(WHAT YOU ARE ASKED TO DO) What is needed here is an exact copy of every entry.

[Dataset records]
-*-

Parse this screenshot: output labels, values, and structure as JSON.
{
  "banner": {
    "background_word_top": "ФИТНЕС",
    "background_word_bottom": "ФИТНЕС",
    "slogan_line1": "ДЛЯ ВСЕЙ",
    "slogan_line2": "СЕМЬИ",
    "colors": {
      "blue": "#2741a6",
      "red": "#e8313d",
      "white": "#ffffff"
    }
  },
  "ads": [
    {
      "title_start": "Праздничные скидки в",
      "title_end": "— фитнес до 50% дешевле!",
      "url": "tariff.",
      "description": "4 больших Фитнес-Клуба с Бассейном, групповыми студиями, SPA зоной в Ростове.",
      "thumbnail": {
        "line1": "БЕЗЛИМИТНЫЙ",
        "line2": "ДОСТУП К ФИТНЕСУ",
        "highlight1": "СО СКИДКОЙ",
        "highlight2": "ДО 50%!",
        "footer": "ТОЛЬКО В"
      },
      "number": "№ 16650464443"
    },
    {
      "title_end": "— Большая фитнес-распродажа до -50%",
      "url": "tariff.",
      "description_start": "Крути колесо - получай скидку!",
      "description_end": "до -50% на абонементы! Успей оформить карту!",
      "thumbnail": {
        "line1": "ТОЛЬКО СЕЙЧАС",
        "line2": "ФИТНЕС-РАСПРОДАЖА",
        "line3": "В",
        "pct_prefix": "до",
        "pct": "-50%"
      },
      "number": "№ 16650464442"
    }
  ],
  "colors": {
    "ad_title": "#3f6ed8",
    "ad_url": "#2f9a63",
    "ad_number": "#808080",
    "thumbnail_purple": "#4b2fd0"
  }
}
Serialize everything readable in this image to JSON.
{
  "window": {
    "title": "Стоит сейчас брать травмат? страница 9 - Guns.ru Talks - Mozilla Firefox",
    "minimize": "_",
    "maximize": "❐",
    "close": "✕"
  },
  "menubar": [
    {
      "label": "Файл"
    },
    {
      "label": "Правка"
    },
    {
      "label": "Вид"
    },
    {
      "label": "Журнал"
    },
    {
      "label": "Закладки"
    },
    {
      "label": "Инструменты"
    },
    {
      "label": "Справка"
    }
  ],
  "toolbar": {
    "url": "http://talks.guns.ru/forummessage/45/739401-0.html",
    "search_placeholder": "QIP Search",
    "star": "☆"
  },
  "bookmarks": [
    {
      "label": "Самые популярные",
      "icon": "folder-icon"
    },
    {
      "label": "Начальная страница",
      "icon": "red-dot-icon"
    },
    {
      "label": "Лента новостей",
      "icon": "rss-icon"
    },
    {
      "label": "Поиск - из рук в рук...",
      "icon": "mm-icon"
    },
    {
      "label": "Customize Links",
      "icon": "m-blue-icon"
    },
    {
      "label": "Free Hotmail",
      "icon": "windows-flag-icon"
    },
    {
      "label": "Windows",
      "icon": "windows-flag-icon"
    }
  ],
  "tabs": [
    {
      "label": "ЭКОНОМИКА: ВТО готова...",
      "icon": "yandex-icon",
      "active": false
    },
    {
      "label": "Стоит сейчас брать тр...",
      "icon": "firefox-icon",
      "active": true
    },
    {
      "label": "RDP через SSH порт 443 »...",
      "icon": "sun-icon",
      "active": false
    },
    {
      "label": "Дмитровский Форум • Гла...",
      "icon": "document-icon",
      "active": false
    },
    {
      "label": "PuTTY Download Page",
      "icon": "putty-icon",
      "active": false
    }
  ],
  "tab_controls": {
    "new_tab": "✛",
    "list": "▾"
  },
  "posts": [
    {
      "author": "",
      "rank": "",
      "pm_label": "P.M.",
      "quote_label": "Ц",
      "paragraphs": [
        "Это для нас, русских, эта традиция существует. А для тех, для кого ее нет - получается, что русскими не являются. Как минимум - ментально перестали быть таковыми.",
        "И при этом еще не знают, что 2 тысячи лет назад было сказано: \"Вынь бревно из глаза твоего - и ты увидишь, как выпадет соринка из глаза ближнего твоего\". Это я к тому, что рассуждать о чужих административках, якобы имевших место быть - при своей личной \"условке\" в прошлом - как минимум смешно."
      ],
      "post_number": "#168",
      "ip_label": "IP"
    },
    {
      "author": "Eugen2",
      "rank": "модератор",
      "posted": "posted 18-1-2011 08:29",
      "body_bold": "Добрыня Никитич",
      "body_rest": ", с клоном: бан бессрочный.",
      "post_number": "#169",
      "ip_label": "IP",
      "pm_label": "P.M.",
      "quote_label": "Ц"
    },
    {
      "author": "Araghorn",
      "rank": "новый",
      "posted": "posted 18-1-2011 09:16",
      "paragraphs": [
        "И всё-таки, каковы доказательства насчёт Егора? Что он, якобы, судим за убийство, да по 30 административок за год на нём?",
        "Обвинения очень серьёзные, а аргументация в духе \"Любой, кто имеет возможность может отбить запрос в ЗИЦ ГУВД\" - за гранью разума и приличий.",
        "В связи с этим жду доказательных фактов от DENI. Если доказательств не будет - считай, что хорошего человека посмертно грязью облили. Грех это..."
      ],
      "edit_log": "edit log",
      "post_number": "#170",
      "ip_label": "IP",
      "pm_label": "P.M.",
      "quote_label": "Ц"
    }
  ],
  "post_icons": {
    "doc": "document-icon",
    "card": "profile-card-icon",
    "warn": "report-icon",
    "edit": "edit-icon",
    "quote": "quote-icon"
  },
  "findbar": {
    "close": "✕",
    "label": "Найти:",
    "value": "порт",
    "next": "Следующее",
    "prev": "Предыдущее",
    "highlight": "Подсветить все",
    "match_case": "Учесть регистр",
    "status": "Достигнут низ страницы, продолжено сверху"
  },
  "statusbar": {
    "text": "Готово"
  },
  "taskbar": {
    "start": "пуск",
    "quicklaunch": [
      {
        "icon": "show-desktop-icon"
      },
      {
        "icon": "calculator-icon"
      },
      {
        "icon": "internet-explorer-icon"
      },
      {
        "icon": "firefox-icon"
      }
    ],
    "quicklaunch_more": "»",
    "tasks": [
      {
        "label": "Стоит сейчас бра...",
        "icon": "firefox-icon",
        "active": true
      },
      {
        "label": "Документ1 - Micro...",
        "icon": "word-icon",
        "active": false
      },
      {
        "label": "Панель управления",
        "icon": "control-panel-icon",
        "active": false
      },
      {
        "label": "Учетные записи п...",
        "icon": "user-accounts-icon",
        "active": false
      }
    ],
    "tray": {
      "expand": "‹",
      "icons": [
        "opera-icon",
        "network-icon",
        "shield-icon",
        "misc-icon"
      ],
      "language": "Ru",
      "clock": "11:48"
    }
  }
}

-*-

(ANSWER BELOW)
Parse this screenshot: output labels, values, and structure as JSON.
{
  "banner": {
    "background_word_top": "ФИТНЕС",
    "background_word_bottom": "ФИТНЕС",
    "slogan_line1": "ДЛЯ ВСЕЙ",
    "slogan_line2": "СЕМЬИ",
    "colors": {
      "blue": "#2741a6",
      "red": "#e8313d",
      "white": "#ffffff"
    }
  },
  "ads": [
    {
      "title_start": "Праздничные скидки в",
      "title_end": "— фитнес до 50% дешевле!",
      "url": "tariff.",
      "description": "4 больших Фитнес-Клуба с Бассейном, групповыми студиями, SPA зоной в Ростове.",
      "thumbnail": {
        "line1": "БЕЗЛИМИТНЫЙ",
        "line2": "ДОСТУП К ФИТНЕСУ",
        "highlight1": "СО СКИДКОЙ",
        "highlight2": "ДО 50%!",
        "footer": "ТОЛЬКО В"
      },
      "number": "№ 16650464443"
    },
    {
      "title_end": "— Большая фитнес-распродажа до -50%",
      "url": "tariff.",
      "description_start": "Крути колесо - получай скидку!",
      "description_end": "до -50% на абонементы! Успей оформить карту!",
      "thumbnail": {
        "line1": "ТОЛЬКО СЕЙЧАС",
        "line2": "ФИТНЕС-РАСПРОДАЖА",
        "line3": "В",
        "pct_prefix": "до",
        "pct": "-50%"
      },
      "number": "№ 16650464442"
    }
  ],
  "colors": {
    "ad_title": "#3f6ed8",
    "ad_url": "#2f9a63",
    "ad_number": "#808080",
    "thumbnail_purple": "#4b2fd0"
  }
}
Serialize everything readable in this image to JSON.
{
  "window": {
    "title": "Стоит сейчас брать травмат? страница 9 - Guns.ru Talks - Mozilla Firefox",
    "minimize": "_",
    "maximize": "❐",
    "close": "✕"
  },
  "menubar": [
    {
      "label": "Файл"
    },
    {
      "label": "Правка"
    },
    {
      "label": "Вид"
    },
    {
      "label": "Журнал"
    },
    {
      "label": "Закладки"
    },
    {
      "label": "Инструменты"
    },
    {
      "label": "Справка"
    }
  ],
  "toolbar": {
    "url": "http://talks.guns.ru/forummessage/45/739401-0.html",
    "search_placeholder": "QIP Search",
    "star": "☆"
  },
  "bookmarks": [
    {
      "label": "Самые популярные",
      "icon": "folder-icon"
    },
    {
      "label": "Начальная страница",
      "icon": "red-dot-icon"
    },
    {
      "label": "Лента новостей",
      "icon": "rss-icon"
    },
    {
      "label": "Поиск - из рук в рук...",
      "icon": "mm-icon"
    },
    {
      "label": "Customize Links",
      "icon": "m-blue-icon"
    },
    {
      "label": "Free Hotmail",
      "icon": "windows-flag-icon"
    },
    {
      "label": "Windows",
      "icon": "windows-flag-icon"
    }
  ],
  "tabs": [
    {
      "label": "ЭКОНОМИКА: ВТО готова...",
      "icon": "yandex-icon",
      "active": false
    },
    {
      "label": "Стоит сейчас брать тр...",
      "icon": "firefox-icon",
      "active": true
    },
    {
      "label": "RDP через SSH порт 443 »...",
      "icon": "sun-icon",
      "active": false
    },
    {
      "label": "Дмитровский Форум • Гла...",
      "icon": "document-icon",
      "active": false
    },
    {
      "label": "PuTTY Download Page",
      "icon": "putty-icon",
      "active": false
    }
  ],
  "tab_controls": {
    "new_tab": "✛",
    "list": "▾"
  },
  "posts": [
    {
      "author": "",
      "rank": "",
      "pm_label": "P.M.",
      "quote_label": "Ц",
      "paragraphs": [
        "Это для нас, русских, эта традиция существует. А для тех, для кого ее нет - получается, что русскими не являются. Как минимум - ментально перестали быть таковыми.",
        "И при этом еще не знают, что 2 тысячи лет назад было сказано: \"Вынь бревно из глаза твоего - и ты увидишь, как выпадет соринка из глаза ближнего твоего\". Это я к тому, что рассуждать о чужих административках, якобы имевших место быть - при своей личной \"условке\" в прошлом - как минимум смешно."
      ],
      "post_number": "#168",
      "ip_label": "IP"
    },
    {
      "author": "Eugen2",
      "rank": "модератор",
      "posted": "posted 18-1-2011 08:29",
      "body_bold": "Добрыня Никитич",
      "body_rest": ", с клоном: бан бессрочный.",
      "post_number": "#169",
      "ip_label": "IP",
      "pm_label": "P.M.",
      "quote_label": "Ц"
    },
    {
      "author": "Araghorn",
      "rank": "новый",
      "posted": "posted 18-1-2011 09:16",
      "paragraphs": [
        "И всё-таки, каковы доказательства насчёт Егора? Что он, якобы, судим за убийство, да по 30 административок за год на нём?",
        "Обвинения очень серьёзные, а аргументация в духе \"Любой, кто имеет возможность может отбить запрос в ЗИЦ ГУВД\" - за гранью разума и приличий.",
        "В связи с этим жду доказательных фактов от DENI. Если доказательств не будет - считай, что хорошего человека посмертно грязью облили. Грех это..."
      ],
      "edit_log": "edit log",
      "post_number": "#170",
      "ip_label": "IP",
      "pm_label": "P.M.",
      "quote_label": "Ц"
    }
  ],
  "post_icons": {
    "doc": "document-icon",
    "card": "profile-card-icon",
    "warn": "report-icon",
    "edit": "edit-icon",
    "quote": "quote-icon"
  },
  "findbar": {
    "close": "✕",
    "label": "Найти:",
    "value": "порт",
    "next": "Следующее",
    "prev": "Предыдущее",
    "highlight": "Подсветить все",
    "match_case": "Учесть регистр",
    "status": "Достигнут низ страницы, продолжено сверху"
  },
  "statusbar": {
    "text": "Готово"
  },
  "taskbar": {
    "start": "пуск",
    "quicklaunch": [
      {
        "icon": "show-desktop-icon"
      },
      {
        "icon": "calculator-icon"
      },
      {
        "icon": "internet-explorer-icon"
      },
      {
        "icon": "firefox-icon"
      }
    ],
    "quicklaunch_more": "»",
    "tasks": [
      {
        "label": "Стоит сейчас бра...",
        "icon": "firefox-icon",
        "active": true
      },
      {
        "label": "Документ1 - Micro...",
        "icon": "word-icon",
        "active": false
      },
      {
        "label": "Панель управления",
        "icon": "control-panel-icon",
        "active": false
      },
      {
        "label": "Учетные записи п...",
        "icon": "user-accounts-icon",
        "active": false
      }
    ],
    "tray": {
      "expand": "‹",
      "icons": [
        "opera-icon",
        "network-icon",
        "shield-icon",
        "misc-icon"
      ],
      "language": "Ru",
      "clock": "11:48"
    }
  }
}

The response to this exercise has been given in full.